AIM:
Omit the pictures, please, and give each record below again exactly.
>> BEGIN TASK INPUT
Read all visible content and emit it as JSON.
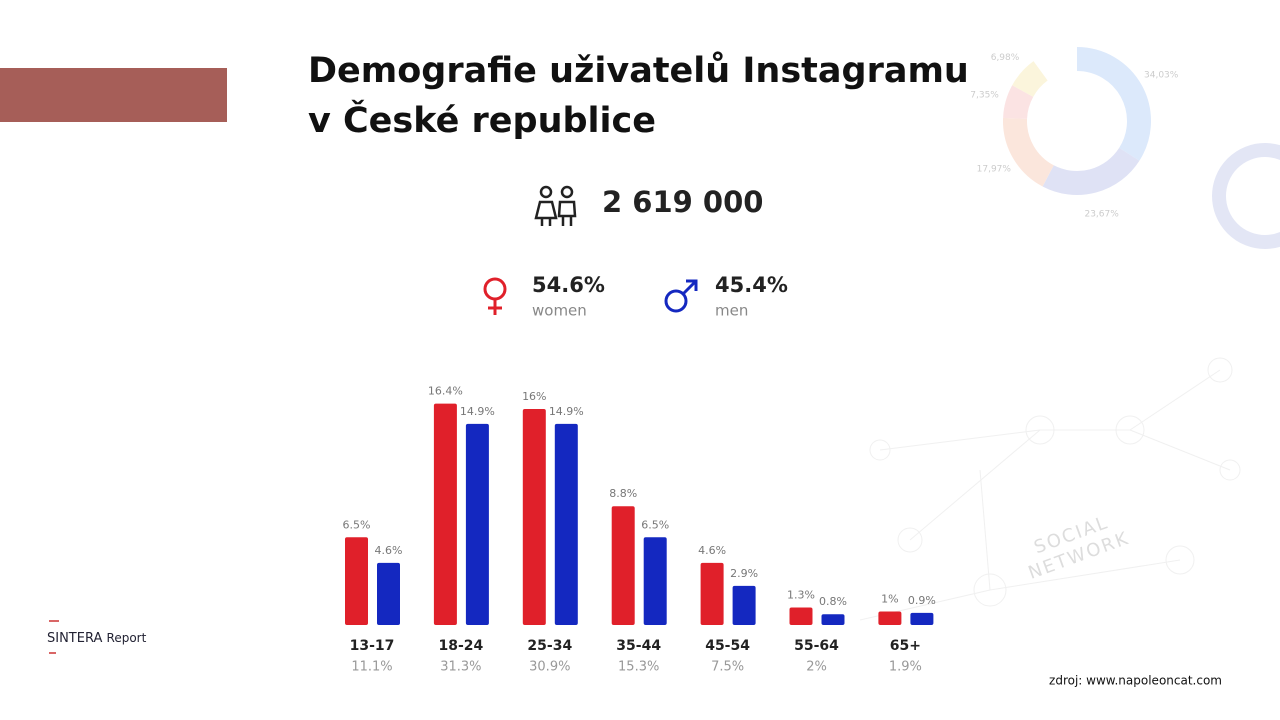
{
  "header": {
    "title_lines": [
      "Demografie uživatelů Instagramu",
      "v České republice"
    ],
    "total_users": "2 619 000",
    "gender": [
      {
        "share": "54.6%",
        "label": "women"
      },
      {
        "share": "45.4%",
        "label": "men"
      }
    ]
  },
  "chart_data": {
    "type": "bar",
    "categories": [
      "13-17",
      "18-24",
      "25-34",
      "35-44",
      "45-54",
      "55-64",
      "65+"
    ],
    "category_shares": [
      11.1,
      31.3,
      30.9,
      15.3,
      7.5,
      2,
      1.9
    ],
    "category_share_labels": [
      "11.1%",
      "31.3%",
      "30.9%",
      "15.3%",
      "7.5%",
      "2%",
      "1.9%"
    ],
    "series": [
      {
        "name": "women",
        "color": "#e0202a",
        "values": [
          6.5,
          16.4,
          16,
          8.8,
          4.6,
          1.3,
          1
        ],
        "value_labels": [
          "6.5%",
          "16.4%",
          "16%",
          "8.8%",
          "4.6%",
          "1.3%",
          "1%"
        ]
      },
      {
        "name": "men",
        "color": "#1428c0",
        "values": [
          4.6,
          14.9,
          14.9,
          6.5,
          2.9,
          0.8,
          0.9
        ],
        "value_labels": [
          "4.6%",
          "14.9%",
          "14.9%",
          "6.5%",
          "2.9%",
          "0.8%",
          "0.9%"
        ]
      }
    ]
  },
  "background": {
    "donut_values": [
      34.03,
      23.67,
      17.97,
      7.35,
      6.98
    ],
    "donut_labels": [
      "34,03%",
      "23,67%",
      "17,97%",
      "7,35%",
      "6,98%"
    ],
    "donut_colors": [
      "#dce9fb",
      "#dfe2f5",
      "#fbe6dc",
      "#fbe3e3",
      "#fbf5dc"
    ],
    "watermark": [
      "SOCIAL",
      "NETWORK"
    ]
  },
  "footer": {
    "brand": "SINTERA",
    "brand_suffix": "Report",
    "source": "zdroj: www.napoleoncat.com"
  }
}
>> END TASK INPUT
REPLY TO THE TASK:
Read all visible content and emit it as JSON.
{
  "header": {
    "title_lines": [
      "Demografie uživatelů Instagramu",
      "v České republice"
    ],
    "total_users": "2 619 000",
    "gender": [
      {
        "share": "54.6%",
        "label": "women"
      },
      {
        "share": "45.4%",
        "label": "men"
      }
    ]
  },
  "chart_data": {
    "type": "bar",
    "categories": [
      "13-17",
      "18-24",
      "25-34",
      "35-44",
      "45-54",
      "55-64",
      "65+"
    ],
    "category_shares": [
      11.1,
      31.3,
      30.9,
      15.3,
      7.5,
      2,
      1.9
    ],
    "category_share_labels": [
      "11.1%",
      "31.3%",
      "30.9%",
      "15.3%",
      "7.5%",
      "2%",
      "1.9%"
    ],
    "series": [
      {
        "name": "women",
        "color": "#e0202a",
        "values": [
          6.5,
          16.4,
          16,
          8.8,
          4.6,
          1.3,
          1
        ],
        "value_labels": [
          "6.5%",
          "16.4%",
          "16%",
          "8.8%",
          "4.6%",
          "1.3%",
          "1%"
        ]
      },
      {
        "name": "men",
        "color": "#1428c0",
        "values": [
          4.6,
          14.9,
          14.9,
          6.5,
          2.9,
          0.8,
          0.9
        ],
        "value_labels": [
          "4.6%",
          "14.9%",
          "14.9%",
          "6.5%",
          "2.9%",
          "0.8%",
          "0.9%"
        ]
      }
    ]
  },
  "background": {
    "donut_values": [
      34.03,
      23.67,
      17.97,
      7.35,
      6.98
    ],
    "donut_labels": [
      "34,03%",
      "23,67%",
      "17,97%",
      "7,35%",
      "6,98%"
    ],
    "donut_colors": [
      "#dce9fb",
      "#dfe2f5",
      "#fbe6dc",
      "#fbe3e3",
      "#fbf5dc"
    ],
    "watermark": [
      "SOCIAL",
      "NETWORK"
    ]
  },
  "footer": {
    "brand": "SINTERA",
    "brand_suffix": "Report",
    "source": "zdroj: www.napoleoncat.com"
  }
}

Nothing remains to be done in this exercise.